Records from a collection of figures:

#####

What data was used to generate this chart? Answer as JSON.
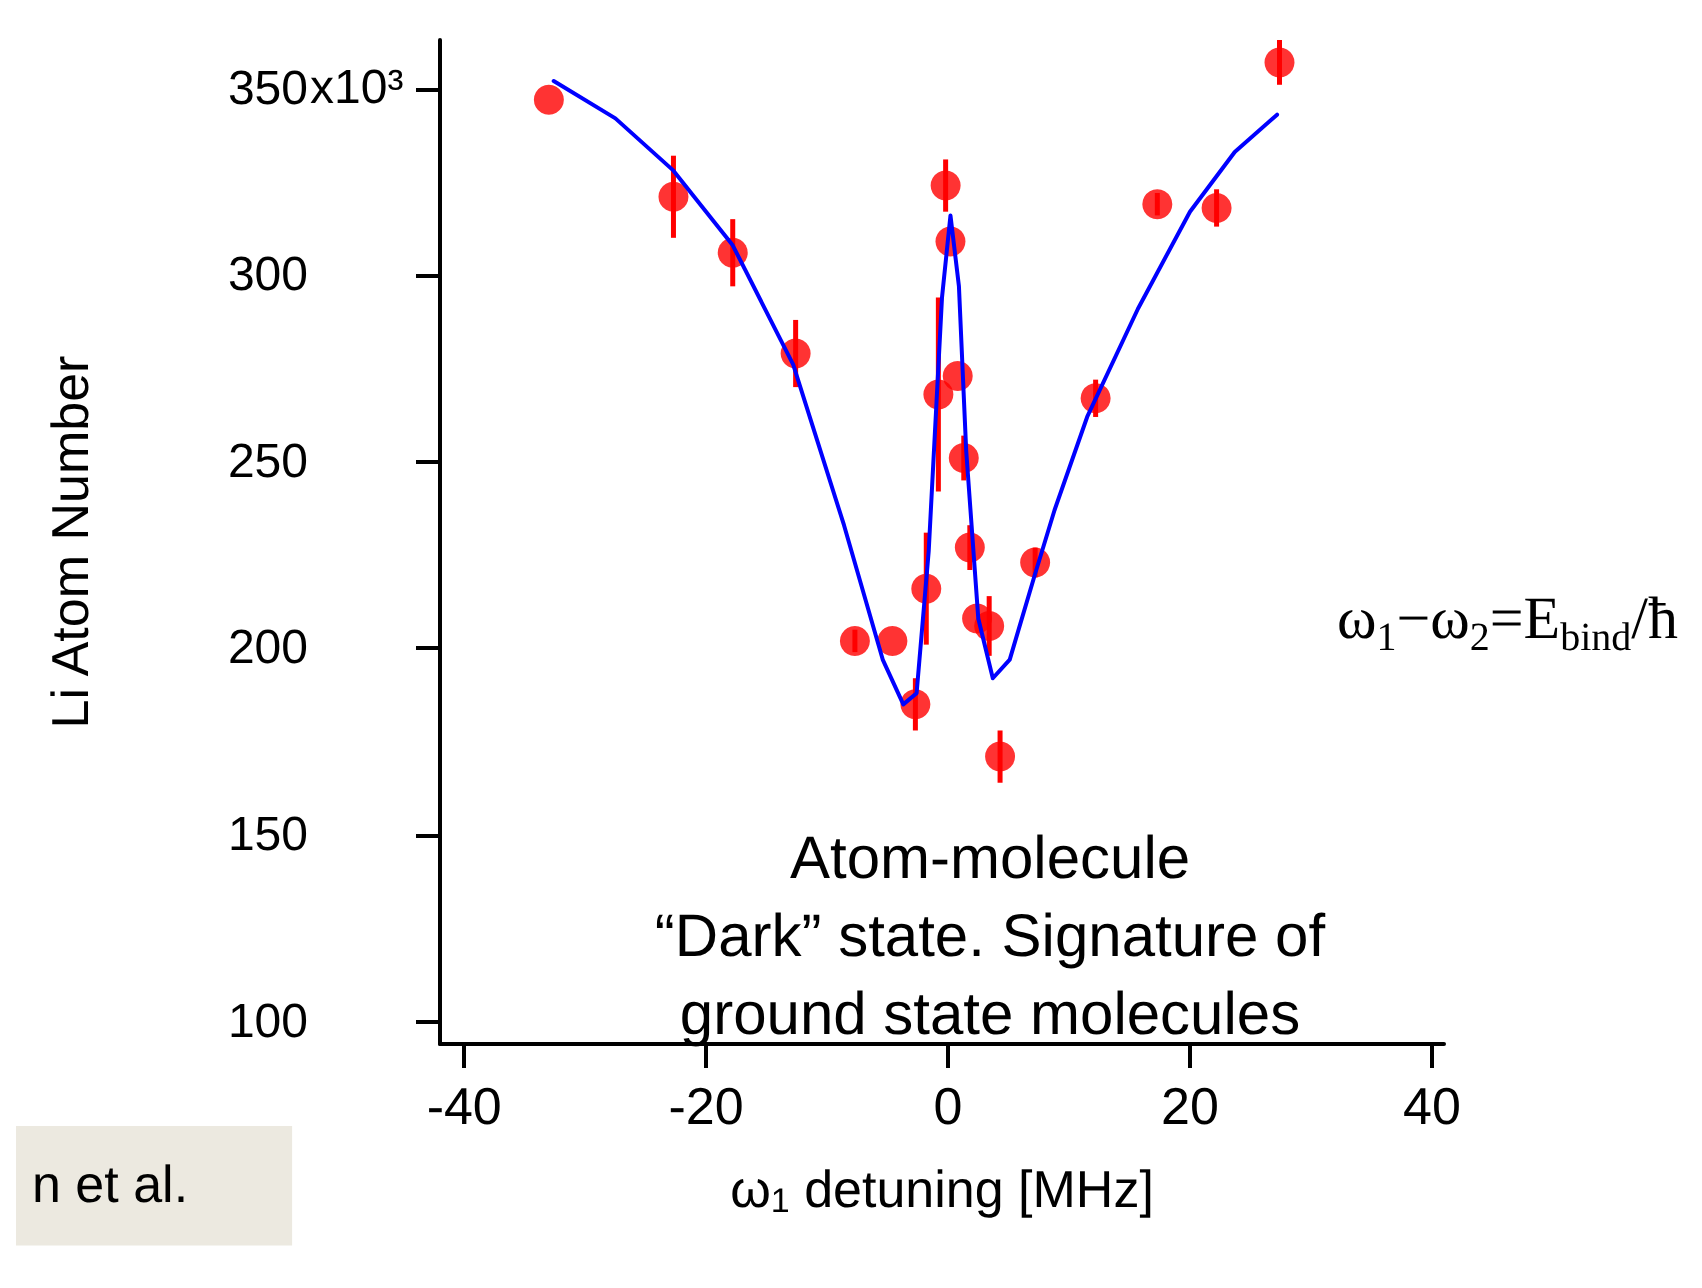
{
  "chart_data": {
    "type": "scatter",
    "xlabel": "ω$_{1}$ detuning [MHz]",
    "ylabel": "Li Atom Number",
    "xlim": [
      -42,
      41
    ],
    "xticks": [
      -40,
      -20,
      0,
      20,
      40
    ],
    "ylim": [
      94,
      363
    ],
    "yticks": [
      100,
      150,
      200,
      250,
      300,
      350
    ],
    "grid": false,
    "marker": "circle",
    "series": [
      {
        "color": "#ff0000",
        "x": [
          -33,
          -22.7,
          -17.8,
          -12.6,
          -7.7,
          -4.6,
          -2.7,
          -1.8,
          -0.2,
          0.2,
          -0.8,
          0.8,
          1.3,
          1.8,
          2.4,
          3.4,
          4.3,
          7.2,
          12.2,
          17.3,
          22.2,
          27.4
        ],
        "values": [
          347,
          321,
          306,
          279,
          202,
          202,
          185,
          216,
          324,
          309,
          268,
          273,
          251,
          227,
          208,
          206,
          171,
          223,
          267,
          319,
          318,
          357
        ],
        "errors": [
          null,
          11,
          9,
          9,
          3,
          null,
          7,
          15,
          7,
          null,
          26,
          null,
          6,
          6,
          null,
          8,
          7,
          4,
          5,
          3,
          5,
          6
        ]
      },
      {
        "type": "line",
        "color": "#0000ff",
        "marker": "none",
        "line_style": "solid",
        "x": [
          -32.6,
          -27.5,
          -22.7,
          -17.8,
          -12.8,
          -8.6,
          -5.4,
          -3.7,
          -2.6,
          -1.6,
          -0.5,
          0.2,
          0.9,
          1.5,
          2.5,
          3.7,
          5.1,
          7.2,
          8.8,
          11.5,
          15.7,
          20,
          23.7,
          27.2
        ],
        "values": [
          352,
          342,
          328,
          308,
          276,
          233,
          197,
          185,
          188,
          226,
          294,
          316,
          297,
          253,
          208,
          192,
          197,
          220,
          237,
          262,
          291,
          317,
          333,
          343
        ]
      }
    ],
    "annotations": [
      "ω$_{1}$−ω$_{2}$=E$_{bind}$/ħ",
      "Atom-molecule\n“Dark” state. Signature of\nground state molecules",
      "n et al.",
      "x10³"
    ]
  }
}
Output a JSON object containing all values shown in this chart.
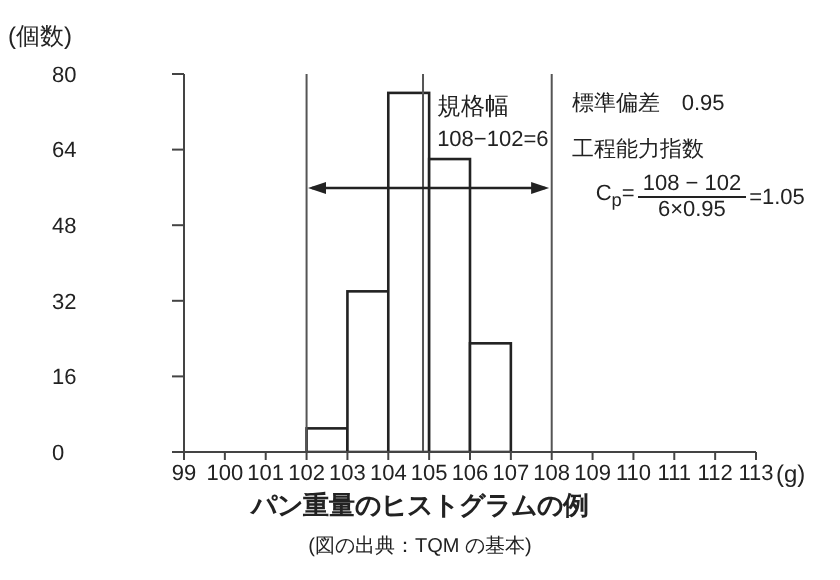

#####

Work to be completed
Restate each entry word for word, leaving out any pictures.

The solution
What data was used to generate this chart? Answer as JSON.
{
  "chart_data": {
    "type": "scatter",
    "xlabel": "ω$_{1}$ detuning [MHz]",
    "ylabel": "Li Atom Number",
    "xlim": [
      -42,
      41
    ],
    "xticks": [
      -40,
      -20,
      0,
      20,
      40
    ],
    "ylim": [
      94,
      363
    ],
    "yticks": [
      100,
      150,
      200,
      250,
      300,
      350
    ],
    "grid": false,
    "marker": "circle",
    "series": [
      {
        "color": "#ff0000",
        "x": [
          -33,
          -22.7,
          -17.8,
          -12.6,
          -7.7,
          -4.6,
          -2.7,
          -1.8,
          -0.2,
          0.2,
          -0.8,
          0.8,
          1.3,
          1.8,
          2.4,
          3.4,
          4.3,
          7.2,
          12.2,
          17.3,
          22.2,
          27.4
        ],
        "values": [
          347,
          321,
          306,
          279,
          202,
          202,
          185,
          216,
          324,
          309,
          268,
          273,
          251,
          227,
          208,
          206,
          171,
          223,
          267,
          319,
          318,
          357
        ],
        "errors": [
          null,
          11,
          9,
          9,
          3,
          null,
          7,
          15,
          7,
          null,
          26,
          null,
          6,
          6,
          null,
          8,
          7,
          4,
          5,
          3,
          5,
          6
        ]
      },
      {
        "type": "line",
        "color": "#0000ff",
        "marker": "none",
        "line_style": "solid",
        "x": [
          -32.6,
          -27.5,
          -22.7,
          -17.8,
          -12.8,
          -8.6,
          -5.4,
          -3.7,
          -2.6,
          -1.6,
          -0.5,
          0.2,
          0.9,
          1.5,
          2.5,
          3.7,
          5.1,
          7.2,
          8.8,
          11.5,
          15.7,
          20,
          23.7,
          27.2
        ],
        "values": [
          352,
          342,
          328,
          308,
          276,
          233,
          197,
          185,
          188,
          226,
          294,
          316,
          297,
          253,
          208,
          192,
          197,
          220,
          237,
          262,
          291,
          317,
          333,
          343
        ]
      }
    ],
    "annotations": [
      "ω$_{1}$−ω$_{2}$=E$_{bind}$/ħ",
      "Atom-molecule\n“Dark” state. Signature of\nground state molecules",
      "n et al.",
      "x10³"
    ]
  }
}
Output a JSON object containing all values shown in this chart.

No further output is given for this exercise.